**The problem**
Every record must be repeated exactly; omit any pictures they contain.

**Rows from a figure dataset**
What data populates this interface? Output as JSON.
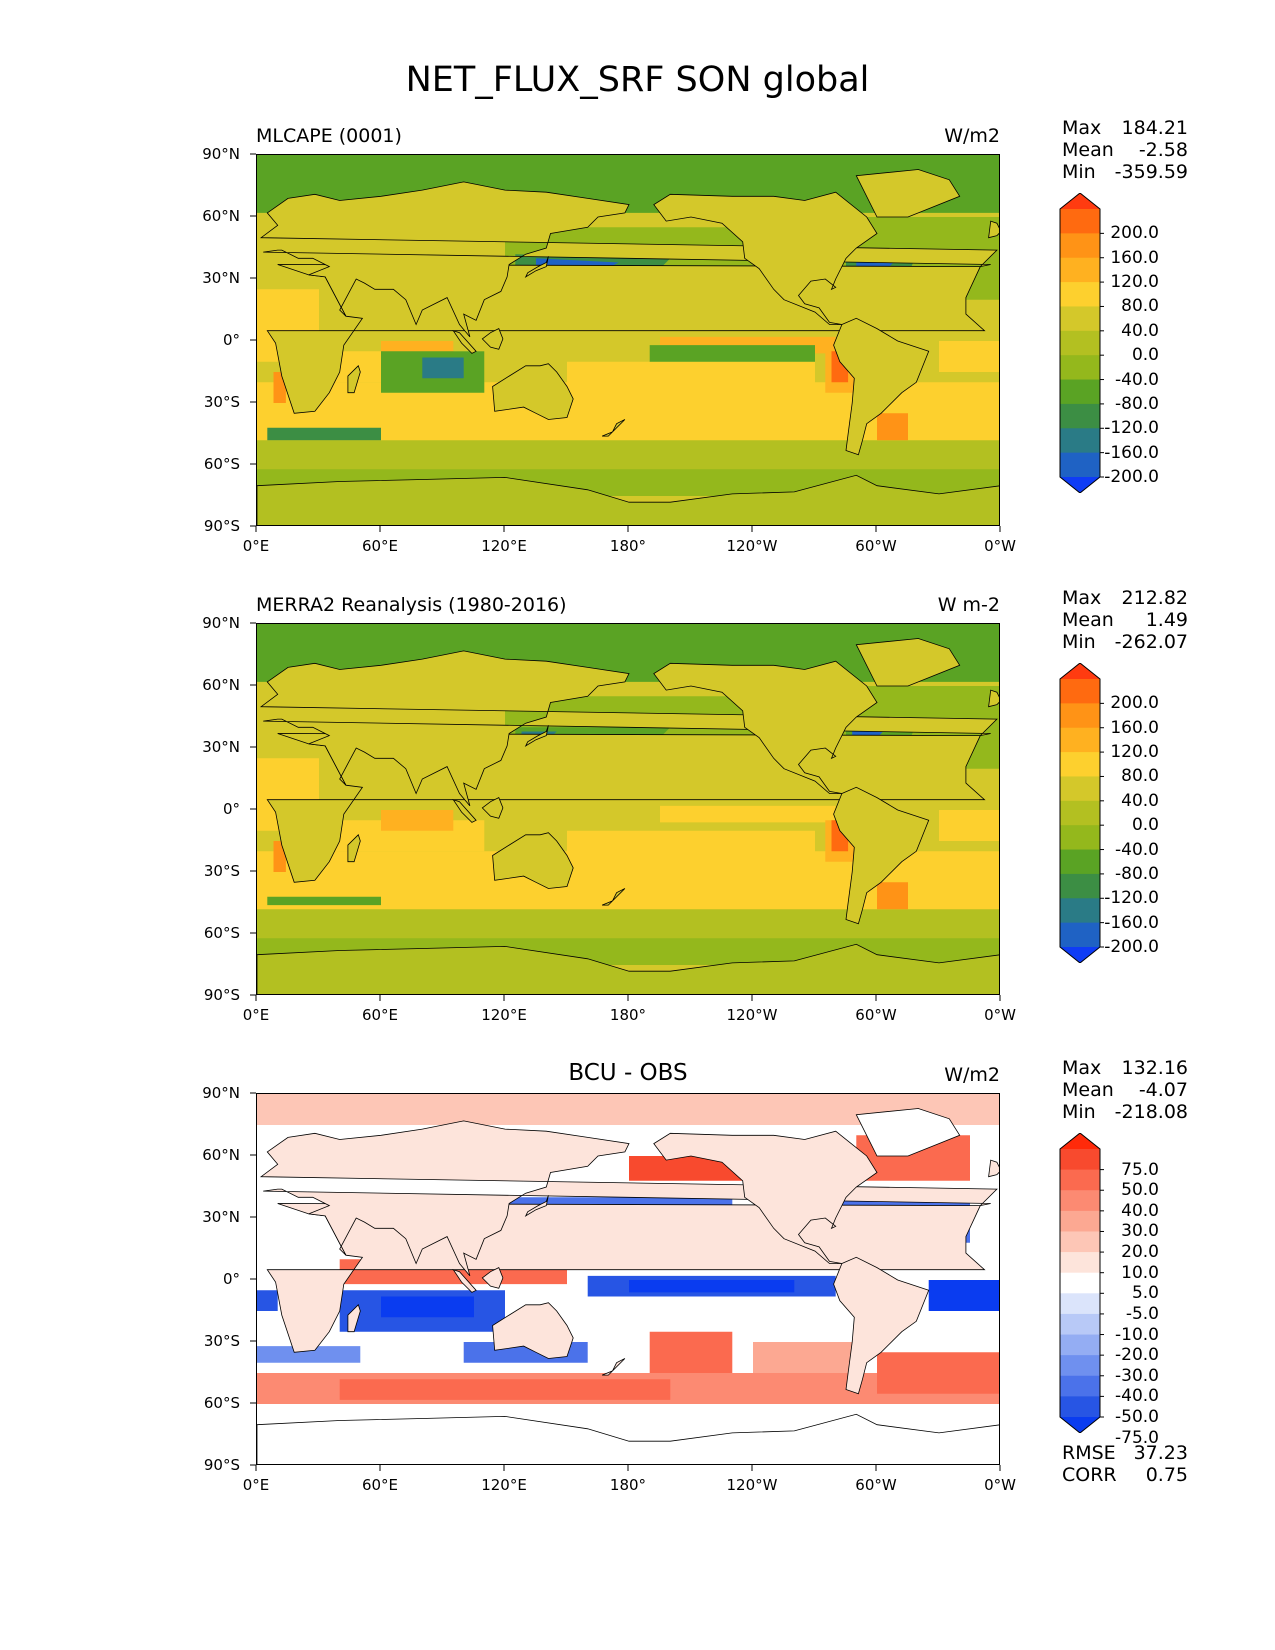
{
  "figure_title": "NET_FLUX_SRF SON global",
  "lat_ticks": [
    "90°N",
    "60°N",
    "30°N",
    "0°",
    "30°S",
    "60°S",
    "90°S"
  ],
  "lon_ticks": [
    "0°E",
    "60°E",
    "120°E",
    "180°",
    "120°W",
    "60°W",
    "0°W"
  ],
  "panels": [
    {
      "title_left": "MLCAPE (0001)",
      "title_center": "",
      "units": "W/m2",
      "stats": {
        "max_label": "Max",
        "max": "184.21",
        "mean_label": "Mean",
        "mean": "-2.58",
        "min_label": "Min",
        "min": "-359.59"
      },
      "colorbar": {
        "labels": [
          "200.0",
          "160.0",
          "120.0",
          "80.0",
          "40.0",
          "0.0",
          "-40.0",
          "-80.0",
          "-120.0",
          "-160.0",
          "-200.0"
        ],
        "colors": [
          "#ff3b10",
          "#ff6a10",
          "#ff9316",
          "#ffb120",
          "#fdd02e",
          "#d4c82a",
          "#b3c021",
          "#94b81c",
          "#5aa324",
          "#3c8e44",
          "#2a7b86",
          "#1f62c4",
          "#0f3cf5"
        ]
      },
      "field": "model"
    },
    {
      "title_left": "MERRA2 Reanalysis (1980-2016)",
      "title_center": "",
      "units": "W m-2",
      "stats": {
        "max_label": "Max",
        "max": "212.82",
        "mean_label": "Mean",
        "mean": "1.49",
        "min_label": "Min",
        "min": "-262.07"
      },
      "colorbar": {
        "labels": [
          "200.0",
          "160.0",
          "120.0",
          "80.0",
          "40.0",
          "0.0",
          "-40.0",
          "-80.0",
          "-120.0",
          "-160.0",
          "-200.0"
        ],
        "colors": [
          "#ff3b10",
          "#ff6a10",
          "#ff9316",
          "#ffb120",
          "#fdd02e",
          "#d4c82a",
          "#b3c021",
          "#94b81c",
          "#5aa324",
          "#3c8e44",
          "#2a7b86",
          "#1f62c4",
          "#0f3cf5"
        ]
      },
      "field": "obs"
    },
    {
      "title_left": "",
      "title_center": "BCU - OBS",
      "units": "W/m2",
      "stats": {
        "max_label": "Max",
        "max": "132.16",
        "mean_label": "Mean",
        "mean": "-4.07",
        "min_label": "Min",
        "min": "-218.08"
      },
      "colorbar": {
        "labels": [
          "75.0",
          "50.0",
          "40.0",
          "30.0",
          "20.0",
          "10.0",
          "5.0",
          "-5.0",
          "-10.0",
          "-20.0",
          "-30.0",
          "-40.0",
          "-50.0",
          "-75.0"
        ],
        "colors": [
          "#ff2a0a",
          "#f84a2e",
          "#fb6a4f",
          "#fc8a72",
          "#fca892",
          "#fdc6b6",
          "#fde4db",
          "#ffffff",
          "#dbe4fb",
          "#b8c9f7",
          "#94adf3",
          "#6f90ef",
          "#4b72ea",
          "#2755e4",
          "#0a3cf0"
        ]
      },
      "field": "diff"
    }
  ],
  "error_stats": {
    "rmse_label": "RMSE",
    "rmse": "37.23",
    "corr_label": "CORR",
    "corr": "0.75"
  }
}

**The result**
What data populates this interface? Output as JSON.
{
  "figure_title": "NET_FLUX_SRF SON global",
  "lat_ticks": [
    "90°N",
    "60°N",
    "30°N",
    "0°",
    "30°S",
    "60°S",
    "90°S"
  ],
  "lon_ticks": [
    "0°E",
    "60°E",
    "120°E",
    "180°",
    "120°W",
    "60°W",
    "0°W"
  ],
  "panels": [
    {
      "title_left": "MLCAPE (0001)",
      "title_center": "",
      "units": "W/m2",
      "stats": {
        "max_label": "Max",
        "max": "184.21",
        "mean_label": "Mean",
        "mean": "-2.58",
        "min_label": "Min",
        "min": "-359.59"
      },
      "colorbar": {
        "labels": [
          "200.0",
          "160.0",
          "120.0",
          "80.0",
          "40.0",
          "0.0",
          "-40.0",
          "-80.0",
          "-120.0",
          "-160.0",
          "-200.0"
        ],
        "colors": [
          "#ff3b10",
          "#ff6a10",
          "#ff9316",
          "#ffb120",
          "#fdd02e",
          "#d4c82a",
          "#b3c021",
          "#94b81c",
          "#5aa324",
          "#3c8e44",
          "#2a7b86",
          "#1f62c4",
          "#0f3cf5"
        ]
      },
      "field": "model"
    },
    {
      "title_left": "MERRA2 Reanalysis (1980-2016)",
      "title_center": "",
      "units": "W m-2",
      "stats": {
        "max_label": "Max",
        "max": "212.82",
        "mean_label": "Mean",
        "mean": "1.49",
        "min_label": "Min",
        "min": "-262.07"
      },
      "colorbar": {
        "labels": [
          "200.0",
          "160.0",
          "120.0",
          "80.0",
          "40.0",
          "0.0",
          "-40.0",
          "-80.0",
          "-120.0",
          "-160.0",
          "-200.0"
        ],
        "colors": [
          "#ff3b10",
          "#ff6a10",
          "#ff9316",
          "#ffb120",
          "#fdd02e",
          "#d4c82a",
          "#b3c021",
          "#94b81c",
          "#5aa324",
          "#3c8e44",
          "#2a7b86",
          "#1f62c4",
          "#0f3cf5"
        ]
      },
      "field": "obs"
    },
    {
      "title_left": "",
      "title_center": "BCU - OBS",
      "units": "W/m2",
      "stats": {
        "max_label": "Max",
        "max": "132.16",
        "mean_label": "Mean",
        "mean": "-4.07",
        "min_label": "Min",
        "min": "-218.08"
      },
      "colorbar": {
        "labels": [
          "75.0",
          "50.0",
          "40.0",
          "30.0",
          "20.0",
          "10.0",
          "5.0",
          "-5.0",
          "-10.0",
          "-20.0",
          "-30.0",
          "-40.0",
          "-50.0",
          "-75.0"
        ],
        "colors": [
          "#ff2a0a",
          "#f84a2e",
          "#fb6a4f",
          "#fc8a72",
          "#fca892",
          "#fdc6b6",
          "#fde4db",
          "#ffffff",
          "#dbe4fb",
          "#b8c9f7",
          "#94adf3",
          "#6f90ef",
          "#4b72ea",
          "#2755e4",
          "#0a3cf0"
        ]
      },
      "field": "diff"
    }
  ],
  "error_stats": {
    "rmse_label": "RMSE",
    "rmse": "37.23",
    "corr_label": "CORR",
    "corr": "0.75"
  }
}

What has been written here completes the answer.